(Records from a collection of figures)
-----
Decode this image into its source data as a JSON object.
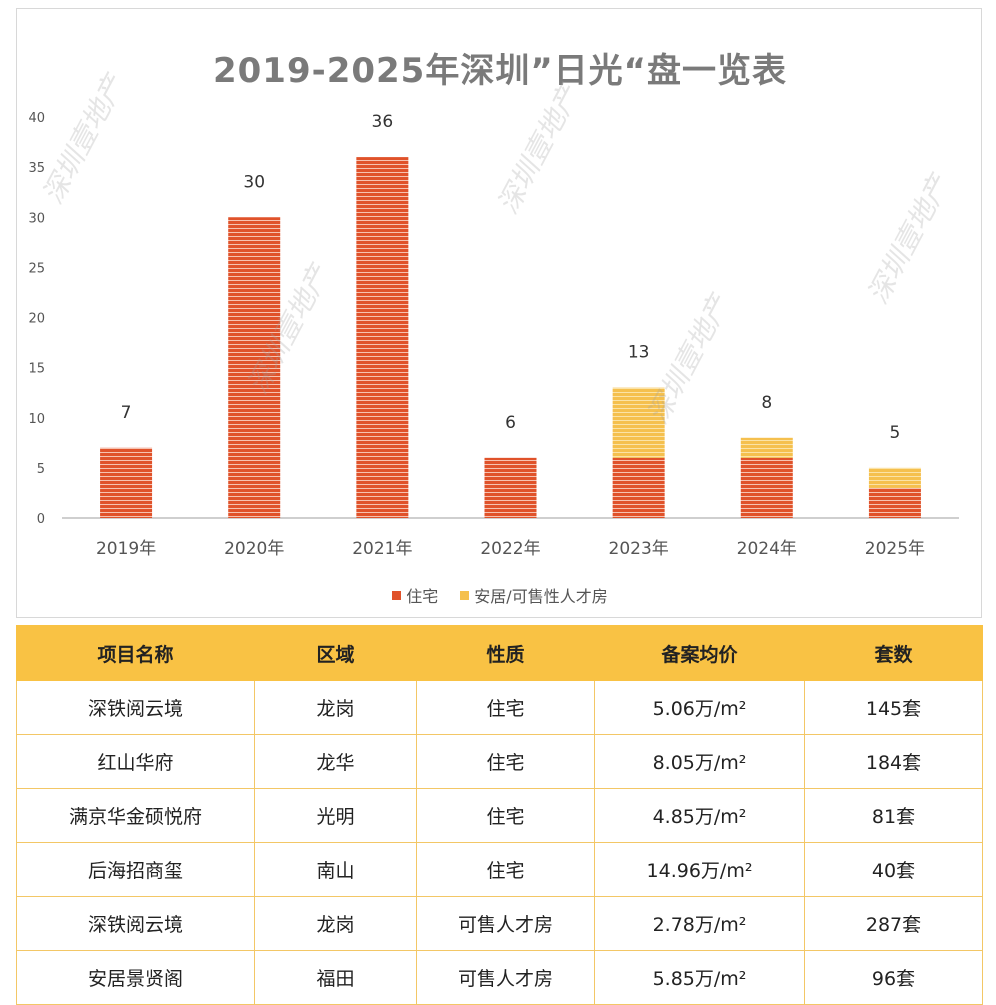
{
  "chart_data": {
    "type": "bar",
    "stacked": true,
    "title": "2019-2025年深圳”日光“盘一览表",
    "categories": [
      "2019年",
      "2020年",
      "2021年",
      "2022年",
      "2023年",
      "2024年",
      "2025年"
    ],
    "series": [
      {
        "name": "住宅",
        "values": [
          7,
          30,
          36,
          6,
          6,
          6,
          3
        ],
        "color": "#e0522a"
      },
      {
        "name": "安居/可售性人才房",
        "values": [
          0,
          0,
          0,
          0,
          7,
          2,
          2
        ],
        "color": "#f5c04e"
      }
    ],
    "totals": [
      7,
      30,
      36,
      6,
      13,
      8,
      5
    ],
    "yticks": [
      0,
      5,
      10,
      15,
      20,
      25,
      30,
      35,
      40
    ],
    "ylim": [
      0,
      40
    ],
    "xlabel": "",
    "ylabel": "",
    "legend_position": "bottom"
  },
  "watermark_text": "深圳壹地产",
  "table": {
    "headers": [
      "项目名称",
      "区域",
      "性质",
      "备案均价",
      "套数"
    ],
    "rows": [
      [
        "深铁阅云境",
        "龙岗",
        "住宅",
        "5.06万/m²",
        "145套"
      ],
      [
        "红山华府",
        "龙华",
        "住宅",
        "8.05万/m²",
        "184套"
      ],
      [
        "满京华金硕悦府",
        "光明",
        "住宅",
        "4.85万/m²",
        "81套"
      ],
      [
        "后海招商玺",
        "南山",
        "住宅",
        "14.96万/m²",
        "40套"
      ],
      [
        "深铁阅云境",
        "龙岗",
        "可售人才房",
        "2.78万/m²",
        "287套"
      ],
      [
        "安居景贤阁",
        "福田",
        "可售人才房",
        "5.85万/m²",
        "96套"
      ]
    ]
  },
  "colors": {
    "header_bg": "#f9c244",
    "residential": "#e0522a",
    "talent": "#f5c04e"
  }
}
-----
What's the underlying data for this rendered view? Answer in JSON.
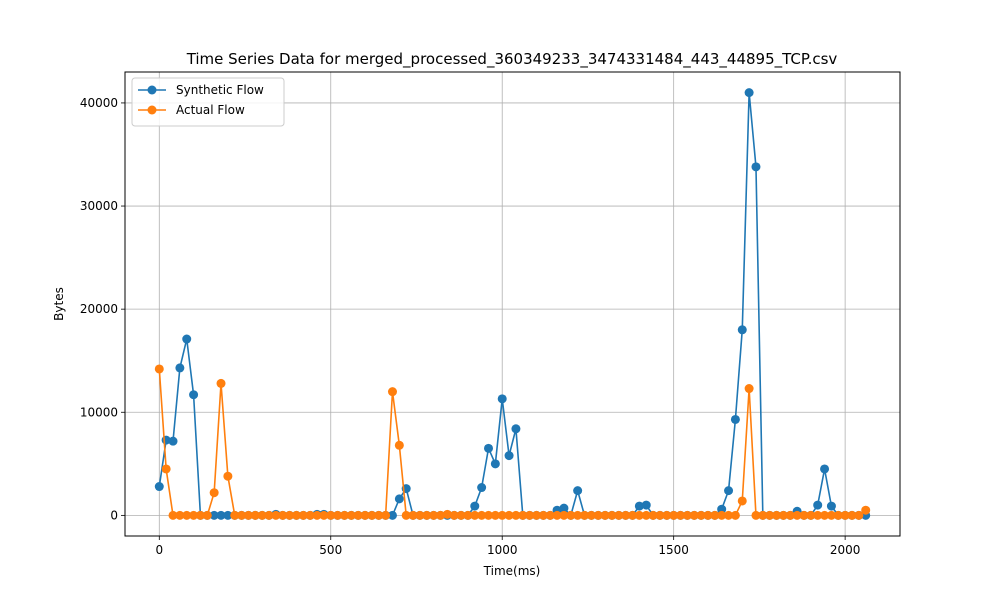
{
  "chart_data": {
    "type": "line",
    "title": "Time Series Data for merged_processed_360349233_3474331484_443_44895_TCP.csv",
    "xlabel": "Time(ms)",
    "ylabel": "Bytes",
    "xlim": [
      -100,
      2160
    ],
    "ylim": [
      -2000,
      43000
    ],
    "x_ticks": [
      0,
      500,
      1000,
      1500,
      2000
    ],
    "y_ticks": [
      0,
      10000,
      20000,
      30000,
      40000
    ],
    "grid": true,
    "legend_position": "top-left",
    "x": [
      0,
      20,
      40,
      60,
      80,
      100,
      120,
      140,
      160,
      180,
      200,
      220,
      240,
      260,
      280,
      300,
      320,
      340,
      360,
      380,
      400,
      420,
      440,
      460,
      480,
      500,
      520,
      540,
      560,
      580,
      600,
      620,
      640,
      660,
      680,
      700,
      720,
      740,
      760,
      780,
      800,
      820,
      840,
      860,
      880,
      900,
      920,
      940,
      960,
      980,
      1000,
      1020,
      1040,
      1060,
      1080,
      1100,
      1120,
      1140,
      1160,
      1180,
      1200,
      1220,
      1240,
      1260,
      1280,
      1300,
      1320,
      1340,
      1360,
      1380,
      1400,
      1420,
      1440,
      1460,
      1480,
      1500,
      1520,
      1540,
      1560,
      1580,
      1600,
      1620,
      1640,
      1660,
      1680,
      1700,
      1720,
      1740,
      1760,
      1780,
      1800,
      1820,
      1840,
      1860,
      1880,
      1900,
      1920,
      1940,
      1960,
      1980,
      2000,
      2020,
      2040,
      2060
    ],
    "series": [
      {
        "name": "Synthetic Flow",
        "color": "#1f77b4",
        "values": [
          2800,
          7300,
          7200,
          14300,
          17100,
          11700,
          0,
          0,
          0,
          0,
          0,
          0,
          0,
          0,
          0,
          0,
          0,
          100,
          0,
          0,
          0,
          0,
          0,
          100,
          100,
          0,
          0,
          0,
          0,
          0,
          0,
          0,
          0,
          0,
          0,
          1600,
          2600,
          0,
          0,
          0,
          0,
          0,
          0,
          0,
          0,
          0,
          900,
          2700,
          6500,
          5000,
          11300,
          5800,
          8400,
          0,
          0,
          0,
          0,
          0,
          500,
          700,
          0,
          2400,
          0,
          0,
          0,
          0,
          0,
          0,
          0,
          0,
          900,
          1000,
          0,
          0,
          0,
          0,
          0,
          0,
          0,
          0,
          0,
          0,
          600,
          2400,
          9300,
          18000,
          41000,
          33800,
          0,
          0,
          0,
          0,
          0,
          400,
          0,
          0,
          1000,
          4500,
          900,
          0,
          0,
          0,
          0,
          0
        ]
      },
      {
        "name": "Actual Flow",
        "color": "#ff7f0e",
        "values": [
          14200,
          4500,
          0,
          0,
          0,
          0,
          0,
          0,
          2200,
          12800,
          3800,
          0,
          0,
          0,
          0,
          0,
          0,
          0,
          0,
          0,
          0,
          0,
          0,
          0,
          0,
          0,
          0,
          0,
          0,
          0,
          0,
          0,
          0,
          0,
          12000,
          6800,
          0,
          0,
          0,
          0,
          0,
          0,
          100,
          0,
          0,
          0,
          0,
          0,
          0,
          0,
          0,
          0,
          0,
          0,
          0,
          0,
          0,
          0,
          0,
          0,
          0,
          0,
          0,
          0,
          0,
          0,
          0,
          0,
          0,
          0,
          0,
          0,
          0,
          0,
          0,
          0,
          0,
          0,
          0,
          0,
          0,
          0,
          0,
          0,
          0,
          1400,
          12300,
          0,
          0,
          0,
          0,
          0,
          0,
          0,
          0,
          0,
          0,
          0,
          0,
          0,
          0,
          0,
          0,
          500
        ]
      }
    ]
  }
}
-----
Search the data for the string "this" and copy each line where it appears.

Decode this image into its source data as a JSON object.
What's the underlying data for this rendered view? Answer in JSON.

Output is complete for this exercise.